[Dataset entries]
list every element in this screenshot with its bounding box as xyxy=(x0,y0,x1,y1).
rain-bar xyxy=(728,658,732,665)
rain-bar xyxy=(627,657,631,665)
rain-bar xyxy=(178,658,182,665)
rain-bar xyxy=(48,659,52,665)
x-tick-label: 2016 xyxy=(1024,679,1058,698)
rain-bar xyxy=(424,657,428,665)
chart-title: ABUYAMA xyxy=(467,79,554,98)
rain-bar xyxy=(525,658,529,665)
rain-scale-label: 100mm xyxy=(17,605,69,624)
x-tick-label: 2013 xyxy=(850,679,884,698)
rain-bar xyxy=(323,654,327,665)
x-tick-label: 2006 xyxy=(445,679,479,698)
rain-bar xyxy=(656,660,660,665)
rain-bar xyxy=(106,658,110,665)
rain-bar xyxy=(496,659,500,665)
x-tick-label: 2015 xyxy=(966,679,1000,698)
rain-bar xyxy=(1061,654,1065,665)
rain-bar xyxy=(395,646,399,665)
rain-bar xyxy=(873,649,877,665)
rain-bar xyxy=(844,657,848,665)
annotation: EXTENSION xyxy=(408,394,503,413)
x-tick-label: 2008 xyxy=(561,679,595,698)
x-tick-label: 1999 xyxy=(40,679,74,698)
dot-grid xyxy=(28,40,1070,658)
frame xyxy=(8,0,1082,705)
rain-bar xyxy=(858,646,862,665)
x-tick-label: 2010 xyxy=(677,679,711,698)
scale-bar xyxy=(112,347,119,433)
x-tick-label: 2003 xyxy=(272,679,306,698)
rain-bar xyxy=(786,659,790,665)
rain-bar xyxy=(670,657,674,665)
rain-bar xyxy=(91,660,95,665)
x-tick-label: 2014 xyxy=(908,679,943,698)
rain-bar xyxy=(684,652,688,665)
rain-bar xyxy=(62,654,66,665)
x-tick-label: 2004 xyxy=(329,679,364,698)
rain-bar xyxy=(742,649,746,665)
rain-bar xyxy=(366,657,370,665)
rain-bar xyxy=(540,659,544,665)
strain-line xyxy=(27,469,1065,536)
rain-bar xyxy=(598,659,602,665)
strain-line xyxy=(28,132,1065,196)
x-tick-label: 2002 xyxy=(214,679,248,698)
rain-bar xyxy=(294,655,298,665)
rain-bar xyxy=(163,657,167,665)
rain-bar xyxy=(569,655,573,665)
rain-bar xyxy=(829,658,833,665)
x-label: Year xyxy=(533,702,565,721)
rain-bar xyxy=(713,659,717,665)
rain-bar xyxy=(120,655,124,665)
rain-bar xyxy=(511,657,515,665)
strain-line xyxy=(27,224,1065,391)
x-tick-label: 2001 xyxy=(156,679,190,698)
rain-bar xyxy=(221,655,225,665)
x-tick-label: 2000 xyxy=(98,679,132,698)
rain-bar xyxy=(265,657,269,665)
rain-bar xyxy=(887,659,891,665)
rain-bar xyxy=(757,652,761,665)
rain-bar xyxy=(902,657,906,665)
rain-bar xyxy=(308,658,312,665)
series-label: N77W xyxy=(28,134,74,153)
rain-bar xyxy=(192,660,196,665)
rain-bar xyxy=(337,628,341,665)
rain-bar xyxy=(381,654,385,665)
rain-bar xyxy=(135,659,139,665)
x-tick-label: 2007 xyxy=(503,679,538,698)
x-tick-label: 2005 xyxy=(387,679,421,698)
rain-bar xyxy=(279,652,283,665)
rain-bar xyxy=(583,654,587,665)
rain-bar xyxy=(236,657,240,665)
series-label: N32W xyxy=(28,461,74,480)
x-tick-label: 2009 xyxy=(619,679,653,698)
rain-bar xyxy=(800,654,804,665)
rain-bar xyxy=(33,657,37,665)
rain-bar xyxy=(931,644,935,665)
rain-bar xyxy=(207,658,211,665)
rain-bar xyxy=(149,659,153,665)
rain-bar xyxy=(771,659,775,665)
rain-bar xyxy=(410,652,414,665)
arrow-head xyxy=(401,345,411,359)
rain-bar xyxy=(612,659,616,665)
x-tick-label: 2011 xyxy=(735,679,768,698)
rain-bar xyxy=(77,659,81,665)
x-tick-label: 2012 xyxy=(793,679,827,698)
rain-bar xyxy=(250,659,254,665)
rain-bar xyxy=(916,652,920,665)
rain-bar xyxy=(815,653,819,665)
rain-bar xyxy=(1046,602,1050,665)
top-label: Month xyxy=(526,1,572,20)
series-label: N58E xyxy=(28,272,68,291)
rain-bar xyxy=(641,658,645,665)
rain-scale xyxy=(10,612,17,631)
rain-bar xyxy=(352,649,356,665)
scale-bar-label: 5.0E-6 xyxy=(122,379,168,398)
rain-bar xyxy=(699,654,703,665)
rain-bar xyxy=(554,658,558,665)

(THE TASK): Convert everything from the start of the material down to the line containing "rain-bar xyxy=(381,654,385,665)", inclusive, into a JSON list of strings with one string per line and no blank lines.

(RESPONSE):
[
  "list every element in this screenshot with its bounding box as xyxy=(x0,y0,x1,y1).",
  "rain-bar xyxy=(728,658,732,665)",
  "rain-bar xyxy=(627,657,631,665)",
  "rain-bar xyxy=(178,658,182,665)",
  "rain-bar xyxy=(48,659,52,665)",
  "x-tick-label: 2016 xyxy=(1024,679,1058,698)",
  "rain-bar xyxy=(424,657,428,665)",
  "chart-title: ABUYAMA xyxy=(467,79,554,98)",
  "rain-bar xyxy=(525,658,529,665)",
  "rain-scale-label: 100mm xyxy=(17,605,69,624)",
  "x-tick-label: 2013 xyxy=(850,679,884,698)",
  "rain-bar xyxy=(323,654,327,665)",
  "x-tick-label: 2006 xyxy=(445,679,479,698)",
  "rain-bar xyxy=(656,660,660,665)",
  "rain-bar xyxy=(106,658,110,665)",
  "rain-bar xyxy=(496,659,500,665)",
  "x-tick-label: 2015 xyxy=(966,679,1000,698)",
  "rain-bar xyxy=(1061,654,1065,665)",
  "rain-bar xyxy=(395,646,399,665)",
  "rain-bar xyxy=(873,649,877,665)",
  "rain-bar xyxy=(844,657,848,665)",
  "annotation: EXTENSION xyxy=(408,394,503,413)",
  "x-tick-label: 2008 xyxy=(561,679,595,698)",
  "x-tick-label: 1999 xyxy=(40,679,74,698)",
  "dot-grid xyxy=(28,40,1070,658)",
  "frame xyxy=(8,0,1082,705)",
  "rain-bar xyxy=(858,646,862,665)",
  "x-tick-label: 2010 xyxy=(677,679,711,698)",
  "scale-bar xyxy=(112,347,119,433)",
  "x-tick-label: 2003 xyxy=(272,679,306,698)",
  "rain-bar xyxy=(786,659,790,665)",
  "rain-bar xyxy=(670,657,674,665)",
  "rain-bar xyxy=(91,660,95,665)",
  "x-tick-label: 2014 xyxy=(908,679,943,698)",
  "rain-bar xyxy=(684,652,688,665)",
  "rain-bar xyxy=(62,654,66,665)",
  "x-tick-label: 2004 xyxy=(329,679,364,698)",
  "rain-bar xyxy=(742,649,746,665)",
  "rain-bar xyxy=(366,657,370,665)",
  "rain-bar xyxy=(540,659,544,665)",
  "strain-line xyxy=(27,469,1065,536)",
  "rain-bar xyxy=(598,659,602,665)",
  "strain-line xyxy=(28,132,1065,196)",
  "x-tick-label: 2002 xyxy=(214,679,248,698)",
  "rain-bar xyxy=(294,655,298,665)",
  "rain-bar xyxy=(163,657,167,665)",
  "rain-bar xyxy=(569,655,573,665)",
  "rain-bar xyxy=(829,658,833,665)",
  "x-label: Year xyxy=(533,702,565,721)",
  "rain-bar xyxy=(713,659,717,665)",
  "rain-bar xyxy=(120,655,124,665)",
  "rain-bar xyxy=(511,657,515,665)",
  "strain-line xyxy=(27,224,1065,391)",
  "x-tick-label: 2001 xyxy=(156,679,190,698)",
  "rain-bar xyxy=(221,655,225,665)",
  "x-tick-label: 2000 xyxy=(98,679,132,698)",
  "rain-bar xyxy=(265,657,269,665)",
  "rain-bar xyxy=(887,659,891,665)",
  "rain-bar xyxy=(757,652,761,665)",
  "rain-bar xyxy=(902,657,906,665)",
  "rain-bar xyxy=(308,658,312,665)",
  "series-label: N77W xyxy=(28,134,74,153)",
  "rain-bar xyxy=(192,660,196,665)",
  "rain-bar xyxy=(337,628,341,665)",
  "rain-bar xyxy=(381,654,385,665)"
]